> _WRITTEN INSTRUCTION_
Please transcribe the listing below in full and word for word, without its pictures.
** start **
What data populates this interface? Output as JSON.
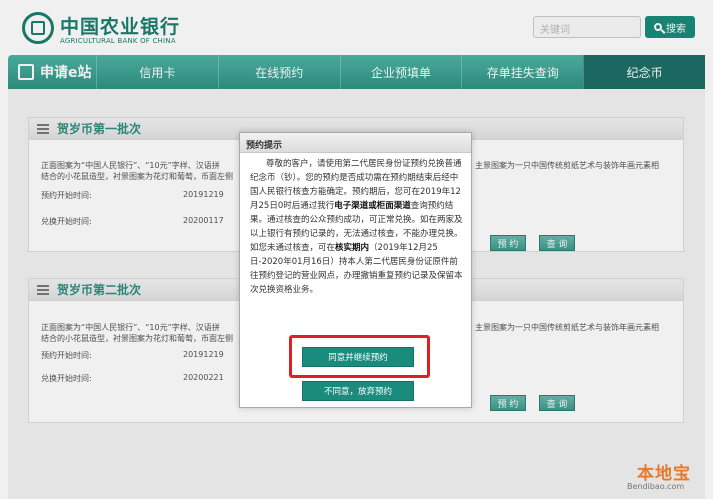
{
  "header": {
    "logo_cn": "中国农业银行",
    "logo_en": "AGRICULTURAL BANK OF CHINA",
    "search_placeholder": "关键词",
    "search_button": "搜索"
  },
  "nav": {
    "home": "申请e站",
    "items": [
      "信用卡",
      "在线预约",
      "企业预填单",
      "存单挂失查询",
      "纪念币"
    ],
    "active": "纪念币"
  },
  "batch1": {
    "title": "贺岁币第一批次",
    "desc_left_1": "正面图案为“中国人民银行”、“10元”字样、汉语拼",
    "desc_left_2": "结合的小花鼠造型，衬景图案为花灯和葡萄，币面左侧",
    "desc_right": "主景图案为一只中国传统剪纸艺术与装饰年画元素相",
    "reserve_label": "预约开始时间:",
    "reserve_value": "20191219",
    "exchange_label": "兑换开始时间:",
    "exchange_value": "20200117",
    "reserve_btn": "预 约",
    "query_btn": "查 询"
  },
  "batch2": {
    "title": "贺岁币第二批次",
    "desc_left_1": "正面图案为“中国人民银行”、“10元”字样、汉语拼",
    "desc_left_2": "结合的小花鼠造型，衬景图案为花灯和葡萄，币面左侧",
    "desc_right": "主景图案为一只中国传统剪纸艺术与装饰年画元素相",
    "reserve_label": "预约开始时间:",
    "reserve_value": "20191219",
    "exchange_label": "兑换开始时间:",
    "exchange_value": "20200221",
    "reserve_btn": "预 约",
    "query_btn": "查 询"
  },
  "modal": {
    "title": "预约提示",
    "p1": "尊敬的客户，请使用第二代居民身份证预约兑换普通纪念币（钞）。您的预约是否成功需在预约期结束后经中国人民银行核查方能确定。预约期后，您可在2019年12月25日0时后通过我行",
    "p1_bold": "电子渠道或柜面渠道",
    "p2": "查询预约结果。通过核查的公众预约成功，可正常兑换。如在两家及以上银行有预约记录的，无法通过核查，不能办理兑换。如您未通过核查，可在",
    "p2_bold": "核实期内",
    "p3": "（2019年12月25日-2020年01月16日）持本人第二代居民身份证原件前往预约登记的营业网点，办理撤销重复预约记录及保留本次兑换资格业务。",
    "agree_btn": "同意并继续预约",
    "disagree_btn": "不同意，放弃预约"
  },
  "watermark": {
    "cn": "本地宝",
    "en": "Bendibao.com"
  },
  "colors": {
    "brand": "#1a8c7d",
    "highlight": "#e02020"
  }
}
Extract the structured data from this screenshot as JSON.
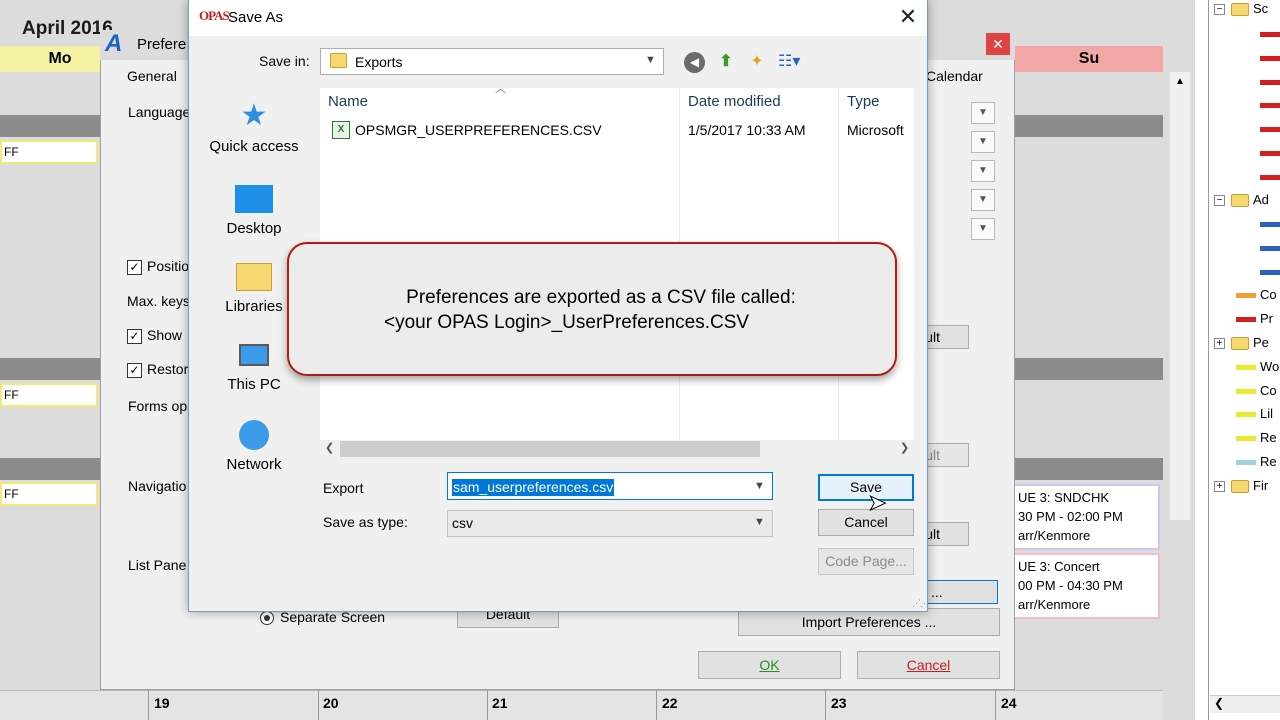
{
  "calendar": {
    "month_title": "April 2016",
    "day_mo": "Mo",
    "day_su": "Su",
    "ff_label": "FF",
    "events": [
      {
        "line1": "UE 3: SNDCHK",
        "line2": "30 PM - 02:00 PM",
        "line3": "arr/Kenmore"
      },
      {
        "line1": "UE 3: Concert",
        "line2": "00 PM - 04:30 PM",
        "line3": "arr/Kenmore"
      }
    ],
    "dates": [
      "19",
      "20",
      "21",
      "22",
      "23",
      "24"
    ]
  },
  "tree": {
    "items": [
      {
        "toggle": "−",
        "label": "Sc"
      },
      {
        "toggle": "−",
        "label": "Ad"
      },
      {
        "label": "Co"
      },
      {
        "label": "Pr"
      },
      {
        "toggle": "+",
        "label": "Pe"
      },
      {
        "label": "Wo"
      },
      {
        "label": "Co"
      },
      {
        "label": "Lil"
      },
      {
        "label": "Re"
      },
      {
        "label": "Re"
      },
      {
        "toggle": "+",
        "label": "Fir"
      }
    ],
    "colors": {
      "red": "#d21f1f",
      "blue": "#2f5fbf",
      "orange": "#f0a030",
      "yellow": "#e9e930",
      "cyan": "#9fd6dc"
    }
  },
  "prefs": {
    "title": "Prefere",
    "tab_general": "General",
    "tab_calendar": "Calendar",
    "language_label": "Language",
    "position_label": "Positio",
    "max_keys_label": "Max. keys",
    "show_label": "Show",
    "restore_label": "Restor",
    "forms_label": "Forms op",
    "navigation_label": "Navigatio",
    "list_pane_label": "List Pane",
    "default_btn_partial": "ult",
    "separate_screen_label": "Separate Screen",
    "default_label": "Default",
    "import_btn": "Import Preferences ...",
    "ok_btn": "OK",
    "cancel_btn": "Cancel",
    "ellipsis_btn": "..."
  },
  "saveas": {
    "logo": "OPAS",
    "title": "Save As",
    "save_in_label": "Save in:",
    "save_in_value": "Exports",
    "nav": [
      "Quick access",
      "Desktop",
      "Libraries",
      "This PC",
      "Network"
    ],
    "columns": {
      "name": "Name",
      "date": "Date modified",
      "type": "Type"
    },
    "files": [
      {
        "name": "OPSMGR_USERPREFERENCES.CSV",
        "date": "1/5/2017 10:33 AM",
        "type": "Microsoft"
      }
    ],
    "filename_label": "Export",
    "filename_value": "sam_userpreferences.csv",
    "type_label": "Save as type:",
    "type_value": "csv",
    "save_btn": "Save",
    "cancel_btn": "Cancel",
    "codepage_btn": "Code Page..."
  },
  "callout": {
    "line1": "Preferences are exported as a CSV file called:",
    "line2": "<your OPAS Login>_UserPreferences.CSV"
  }
}
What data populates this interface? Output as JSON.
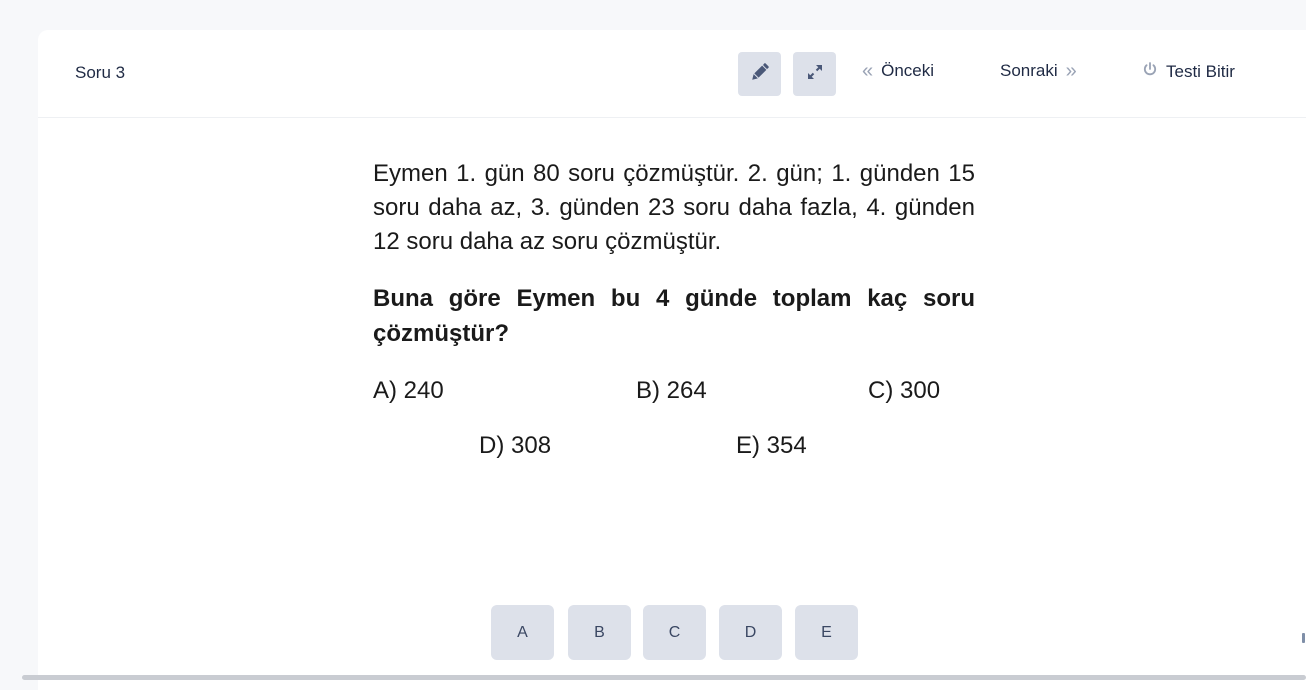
{
  "header": {
    "title": "Soru 3",
    "prev_label": "Önceki",
    "next_label": "Sonraki",
    "finish_label": "Testi Bitir"
  },
  "question": {
    "text": "Eymen 1. gün 80 soru çözmüştür. 2. gün; 1. gün­den 15 soru daha az, 3. günden 23 soru daha fazla, 4. günden 12 soru daha az soru çözmüştür.",
    "prompt": "Buna göre Eymen bu 4 günde toplam kaç soru çözmüştür?",
    "options": [
      {
        "label": "A) 240"
      },
      {
        "label": "B) 264"
      },
      {
        "label": "C) 300"
      },
      {
        "label": "D) 308"
      },
      {
        "label": "E) 354"
      }
    ]
  },
  "answer_buttons": [
    "A",
    "B",
    "C",
    "D",
    "E"
  ],
  "icons": {
    "pencil": "pencil-icon",
    "expand": "expand-icon",
    "prev": "double-chevron-left-icon",
    "next": "double-chevron-right-icon",
    "finish": "power-icon"
  },
  "colors": {
    "button_bg": "#dde1ea",
    "text_dark": "#1f2a44",
    "icon_gray": "#9aa3b5",
    "page_bg": "#f7f8fa"
  }
}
** end **
> _RESPONSE TO THIS EXERCISE_
What data populates this interface? Output as JSON.
{
  "header": {
    "logo_cn": "中国农业银行",
    "logo_en": "AGRICULTURAL BANK OF CHINA",
    "search_placeholder": "关键词",
    "search_button": "搜索"
  },
  "nav": {
    "home": "申请e站",
    "items": [
      "信用卡",
      "在线预约",
      "企业预填单",
      "存单挂失查询",
      "纪念币"
    ],
    "active": "纪念币"
  },
  "batch1": {
    "title": "贺岁币第一批次",
    "desc_left_1": "正面图案为“中国人民银行”、“10元”字样、汉语拼",
    "desc_left_2": "结合的小花鼠造型，衬景图案为花灯和葡萄，币面左侧",
    "desc_right": "主景图案为一只中国传统剪纸艺术与装饰年画元素相",
    "reserve_label": "预约开始时间:",
    "reserve_value": "20191219",
    "exchange_label": "兑换开始时间:",
    "exchange_value": "20200117",
    "reserve_btn": "预 约",
    "query_btn": "查 询"
  },
  "batch2": {
    "title": "贺岁币第二批次",
    "desc_left_1": "正面图案为“中国人民银行”、“10元”字样、汉语拼",
    "desc_left_2": "结合的小花鼠造型，衬景图案为花灯和葡萄，币面左侧",
    "desc_right": "主景图案为一只中国传统剪纸艺术与装饰年画元素相",
    "reserve_label": "预约开始时间:",
    "reserve_value": "20191219",
    "exchange_label": "兑换开始时间:",
    "exchange_value": "20200221",
    "reserve_btn": "预 约",
    "query_btn": "查 询"
  },
  "modal": {
    "title": "预约提示",
    "p1": "尊敬的客户，请使用第二代居民身份证预约兑换普通纪念币（钞）。您的预约是否成功需在预约期结束后经中国人民银行核查方能确定。预约期后，您可在2019年12月25日0时后通过我行",
    "p1_bold": "电子渠道或柜面渠道",
    "p2": "查询预约结果。通过核查的公众预约成功，可正常兑换。如在两家及以上银行有预约记录的，无法通过核查，不能办理兑换。如您未通过核查，可在",
    "p2_bold": "核实期内",
    "p3": "（2019年12月25日-2020年01月16日）持本人第二代居民身份证原件前往预约登记的营业网点，办理撤销重复预约记录及保留本次兑换资格业务。",
    "agree_btn": "同意并继续预约",
    "disagree_btn": "不同意，放弃预约"
  },
  "watermark": {
    "cn": "本地宝",
    "en": "Bendibao.com"
  },
  "colors": {
    "brand": "#1a8c7d",
    "highlight": "#e02020"
  }
}
Extract the structured data from this screenshot as JSON.
{
  "calendar": {
    "month_title": "April 2016",
    "day_mo": "Mo",
    "day_su": "Su",
    "ff_label": "FF",
    "events": [
      {
        "line1": "UE 3: SNDCHK",
        "line2": "30 PM - 02:00 PM",
        "line3": "arr/Kenmore"
      },
      {
        "line1": "UE 3: Concert",
        "line2": "00 PM - 04:30 PM",
        "line3": "arr/Kenmore"
      }
    ],
    "dates": [
      "19",
      "20",
      "21",
      "22",
      "23",
      "24"
    ]
  },
  "tree": {
    "items": [
      {
        "toggle": "−",
        "label": "Sc"
      },
      {
        "toggle": "−",
        "label": "Ad"
      },
      {
        "label": "Co"
      },
      {
        "label": "Pr"
      },
      {
        "toggle": "+",
        "label": "Pe"
      },
      {
        "label": "Wo"
      },
      {
        "label": "Co"
      },
      {
        "label": "Lil"
      },
      {
        "label": "Re"
      },
      {
        "label": "Re"
      },
      {
        "toggle": "+",
        "label": "Fir"
      }
    ],
    "colors": {
      "red": "#d21f1f",
      "blue": "#2f5fbf",
      "orange": "#f0a030",
      "yellow": "#e9e930",
      "cyan": "#9fd6dc"
    }
  },
  "prefs": {
    "title": "Prefere",
    "tab_general": "General",
    "tab_calendar": "Calendar",
    "language_label": "Language",
    "position_label": "Positio",
    "max_keys_label": "Max. keys",
    "show_label": "Show",
    "restore_label": "Restor",
    "forms_label": "Forms op",
    "navigation_label": "Navigatio",
    "list_pane_label": "List Pane",
    "default_btn_partial": "ult",
    "separate_screen_label": "Separate Screen",
    "default_label": "Default",
    "import_btn": "Import Preferences ...",
    "ok_btn": "OK",
    "cancel_btn": "Cancel",
    "ellipsis_btn": "..."
  },
  "saveas": {
    "logo": "OPAS",
    "title": "Save As",
    "save_in_label": "Save in:",
    "save_in_value": "Exports",
    "nav": [
      "Quick access",
      "Desktop",
      "Libraries",
      "This PC",
      "Network"
    ],
    "columns": {
      "name": "Name",
      "date": "Date modified",
      "type": "Type"
    },
    "files": [
      {
        "name": "OPSMGR_USERPREFERENCES.CSV",
        "date": "1/5/2017 10:33 AM",
        "type": "Microsoft"
      }
    ],
    "filename_label": "Export",
    "filename_value": "sam_userpreferences.csv",
    "type_label": "Save as type:",
    "type_value": "csv",
    "save_btn": "Save",
    "cancel_btn": "Cancel",
    "codepage_btn": "Code Page..."
  },
  "callout": {
    "line1": "Preferences are exported as a CSV file called:",
    "line2": "<your OPAS Login>_UserPreferences.CSV"
  }
}
What data populates this interface? Output as JSON.
{
  "header": {
    "title": "Soru 3",
    "prev_label": "Önceki",
    "next_label": "Sonraki",
    "finish_label": "Testi Bitir"
  },
  "question": {
    "text": "Eymen 1. gün 80 soru çözmüştür. 2. gün; 1. gün­den 15 soru daha az, 3. günden 23 soru daha fazla, 4. günden 12 soru daha az soru çözmüştür.",
    "prompt": "Buna göre Eymen bu 4 günde toplam kaç soru çözmüştür?",
    "options": [
      {
        "label": "A) 240"
      },
      {
        "label": "B) 264"
      },
      {
        "label": "C) 300"
      },
      {
        "label": "D) 308"
      },
      {
        "label": "E) 354"
      }
    ]
  },
  "answer_buttons": [
    "A",
    "B",
    "C",
    "D",
    "E"
  ],
  "icons": {
    "pencil": "pencil-icon",
    "expand": "expand-icon",
    "prev": "double-chevron-left-icon",
    "next": "double-chevron-right-icon",
    "finish": "power-icon"
  },
  "colors": {
    "button_bg": "#dde1ea",
    "text_dark": "#1f2a44",
    "icon_gray": "#9aa3b5",
    "page_bg": "#f7f8fa"
  }
}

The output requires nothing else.